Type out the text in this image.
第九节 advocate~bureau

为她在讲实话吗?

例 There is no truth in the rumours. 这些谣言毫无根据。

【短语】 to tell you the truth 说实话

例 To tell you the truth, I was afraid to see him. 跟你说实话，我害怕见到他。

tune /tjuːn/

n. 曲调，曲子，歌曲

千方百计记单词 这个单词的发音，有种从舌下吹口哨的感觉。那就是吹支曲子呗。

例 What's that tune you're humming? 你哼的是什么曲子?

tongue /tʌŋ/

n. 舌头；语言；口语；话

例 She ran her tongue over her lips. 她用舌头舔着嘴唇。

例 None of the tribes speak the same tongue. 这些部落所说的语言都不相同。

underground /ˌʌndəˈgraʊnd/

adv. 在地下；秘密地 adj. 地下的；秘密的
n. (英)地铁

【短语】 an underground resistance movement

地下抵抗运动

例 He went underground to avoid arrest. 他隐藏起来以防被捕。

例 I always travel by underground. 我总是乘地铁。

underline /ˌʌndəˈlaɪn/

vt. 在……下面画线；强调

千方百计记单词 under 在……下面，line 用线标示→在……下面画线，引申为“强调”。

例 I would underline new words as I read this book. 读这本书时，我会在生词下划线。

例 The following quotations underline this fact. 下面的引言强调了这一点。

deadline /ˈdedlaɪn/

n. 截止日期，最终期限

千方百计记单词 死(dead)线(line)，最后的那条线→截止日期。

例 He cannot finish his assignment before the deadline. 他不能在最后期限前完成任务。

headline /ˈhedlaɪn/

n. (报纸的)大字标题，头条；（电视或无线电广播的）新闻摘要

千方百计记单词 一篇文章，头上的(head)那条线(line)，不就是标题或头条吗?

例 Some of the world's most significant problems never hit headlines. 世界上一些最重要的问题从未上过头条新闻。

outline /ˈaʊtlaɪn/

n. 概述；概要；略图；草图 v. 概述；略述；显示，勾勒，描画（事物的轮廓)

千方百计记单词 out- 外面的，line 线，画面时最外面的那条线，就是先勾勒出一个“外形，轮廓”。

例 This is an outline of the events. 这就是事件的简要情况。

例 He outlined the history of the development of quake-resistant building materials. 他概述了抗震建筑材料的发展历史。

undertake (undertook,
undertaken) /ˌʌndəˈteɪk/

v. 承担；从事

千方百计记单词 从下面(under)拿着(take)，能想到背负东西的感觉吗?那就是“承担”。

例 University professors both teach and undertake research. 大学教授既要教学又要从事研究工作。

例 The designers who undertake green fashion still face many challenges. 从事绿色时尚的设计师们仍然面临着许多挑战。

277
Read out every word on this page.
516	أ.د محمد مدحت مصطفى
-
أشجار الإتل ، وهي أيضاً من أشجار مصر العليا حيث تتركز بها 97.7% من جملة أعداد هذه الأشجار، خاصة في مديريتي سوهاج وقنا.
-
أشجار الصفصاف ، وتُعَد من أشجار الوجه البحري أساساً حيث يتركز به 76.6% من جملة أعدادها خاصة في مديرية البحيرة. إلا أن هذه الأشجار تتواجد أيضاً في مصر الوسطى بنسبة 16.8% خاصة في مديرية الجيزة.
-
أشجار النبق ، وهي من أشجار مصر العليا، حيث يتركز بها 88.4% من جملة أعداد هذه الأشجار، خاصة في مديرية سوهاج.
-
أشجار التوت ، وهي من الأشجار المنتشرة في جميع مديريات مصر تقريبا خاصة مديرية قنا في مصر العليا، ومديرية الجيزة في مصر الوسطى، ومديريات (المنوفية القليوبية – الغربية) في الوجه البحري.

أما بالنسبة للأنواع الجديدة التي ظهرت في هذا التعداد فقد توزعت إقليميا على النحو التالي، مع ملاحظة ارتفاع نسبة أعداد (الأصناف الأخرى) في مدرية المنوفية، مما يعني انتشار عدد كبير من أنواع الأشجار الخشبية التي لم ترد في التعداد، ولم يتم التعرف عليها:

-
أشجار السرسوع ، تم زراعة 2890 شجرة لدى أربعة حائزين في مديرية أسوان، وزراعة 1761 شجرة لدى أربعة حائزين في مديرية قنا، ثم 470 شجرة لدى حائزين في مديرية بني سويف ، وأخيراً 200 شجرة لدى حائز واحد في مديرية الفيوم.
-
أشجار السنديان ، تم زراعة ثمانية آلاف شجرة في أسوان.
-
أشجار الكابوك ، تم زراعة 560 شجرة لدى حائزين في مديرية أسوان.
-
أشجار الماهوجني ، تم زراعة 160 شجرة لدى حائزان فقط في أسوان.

------------------------------

§ **Your objective**
Repeat the records above exactly.

§ **Final answer**
Type out the text in this image.
第九节 advocate~bureau

为她在讲实话吗?

例 There is no truth in the rumours. 这些谣言毫无根据。

【短语】 to tell you the truth 说实话

例 To tell you the truth, I was afraid to see him. 跟你说实话，我害怕见到他。

tune /tjuːn/

n. 曲调，曲子，歌曲

千方百计记单词 这个单词的发音，有种从舌下吹口哨的感觉。那就是吹支曲子呗。

例 What's that tune you're humming? 你哼的是什么曲子?

tongue /tʌŋ/

n. 舌头；语言；口语；话

例 She ran her tongue over her lips. 她用舌头舔着嘴唇。

例 None of the tribes speak the same tongue. 这些部落所说的语言都不相同。

underground /ˌʌndəˈgraʊnd/

adv. 在地下；秘密地 adj. 地下的；秘密的
n. (英)地铁

【短语】 an underground resistance movement

地下抵抗运动

例 He went underground to avoid arrest. 他隐藏起来以防被捕。

例 I always travel by underground. 我总是乘地铁。

underline /ˌʌndəˈlaɪn/

vt. 在……下面画线；强调

千方百计记单词 under 在……下面，line 用线标示→在……下面画线，引申为“强调”。

例 I would underline new words as I read this book. 读这本书时，我会在生词下划线。

例 The following quotations underline this fact. 下面的引言强调了这一点。

deadline /ˈdedlaɪn/

n. 截止日期，最终期限

千方百计记单词 死(dead)线(line)，最后的那条线→截止日期。

例 He cannot finish his assignment before the deadline. 他不能在最后期限前完成任务。

headline /ˈhedlaɪn/

n. (报纸的)大字标题，头条；（电视或无线电广播的）新闻摘要

千方百计记单词 一篇文章，头上的(head)那条线(line)，不就是标题或头条吗?

例 Some of the world's most significant problems never hit headlines. 世界上一些最重要的问题从未上过头条新闻。

outline /ˈaʊtlaɪn/

n. 概述；概要；略图；草图 v. 概述；略述；显示，勾勒，描画（事物的轮廓)

千方百计记单词 out- 外面的，line 线，画面时最外面的那条线，就是先勾勒出一个“外形，轮廓”。

例 This is an outline of the events. 这就是事件的简要情况。

例 He outlined the history of the development of quake-resistant building materials. 他概述了抗震建筑材料的发展历史。

undertake (undertook,
undertaken) /ˌʌndəˈteɪk/

v. 承担；从事

千方百计记单词 从下面(under)拿着(take)，能想到背负东西的感觉吗?那就是“承担”。

例 University professors both teach and undertake research. 大学教授既要教学又要从事研究工作。

例 The designers who undertake green fashion still face many challenges. 从事绿色时尚的设计师们仍然面临着许多挑战。

277
Read out every word on this page.
516	أ.د محمد مدحت مصطفى
-
أشجار الإتل ، وهي أيضاً من أشجار مصر العليا حيث تتركز بها 97.7% من جملة أعداد هذه الأشجار، خاصة في مديريتي سوهاج وقنا.
-
أشجار الصفصاف ، وتُعَد من أشجار الوجه البحري أساساً حيث يتركز به 76.6% من جملة أعدادها خاصة في مديرية البحيرة. إلا أن هذه الأشجار تتواجد أيضاً في مصر الوسطى بنسبة 16.8% خاصة في مديرية الجيزة.
-
أشجار النبق ، وهي من أشجار مصر العليا، حيث يتركز بها 88.4% من جملة أعداد هذه الأشجار، خاصة في مديرية سوهاج.
-
أشجار التوت ، وهي من الأشجار المنتشرة في جميع مديريات مصر تقريبا خاصة مديرية قنا في مصر العليا، ومديرية الجيزة في مصر الوسطى، ومديريات (المنوفية القليوبية – الغربية) في الوجه البحري.

أما بالنسبة للأنواع الجديدة التي ظهرت في هذا التعداد فقد توزعت إقليميا على النحو التالي، مع ملاحظة ارتفاع نسبة أعداد (الأصناف الأخرى) في مدرية المنوفية، مما يعني انتشار عدد كبير من أنواع الأشجار الخشبية التي لم ترد في التعداد، ولم يتم التعرف عليها:

-
أشجار السرسوع ، تم زراعة 2890 شجرة لدى أربعة حائزين في مديرية أسوان، وزراعة 1761 شجرة لدى أربعة حائزين في مديرية قنا، ثم 470 شجرة لدى حائزين في مديرية بني سويف ، وأخيراً 200 شجرة لدى حائز واحد في مديرية الفيوم.
-
أشجار السنديان ، تم زراعة ثمانية آلاف شجرة في أسوان.
-
أشجار الكابوك ، تم زراعة 560 شجرة لدى حائزين في مديرية أسوان.
-
أشجار الماهوجني ، تم زراعة 160 شجرة لدى حائزان فقط في أسوان.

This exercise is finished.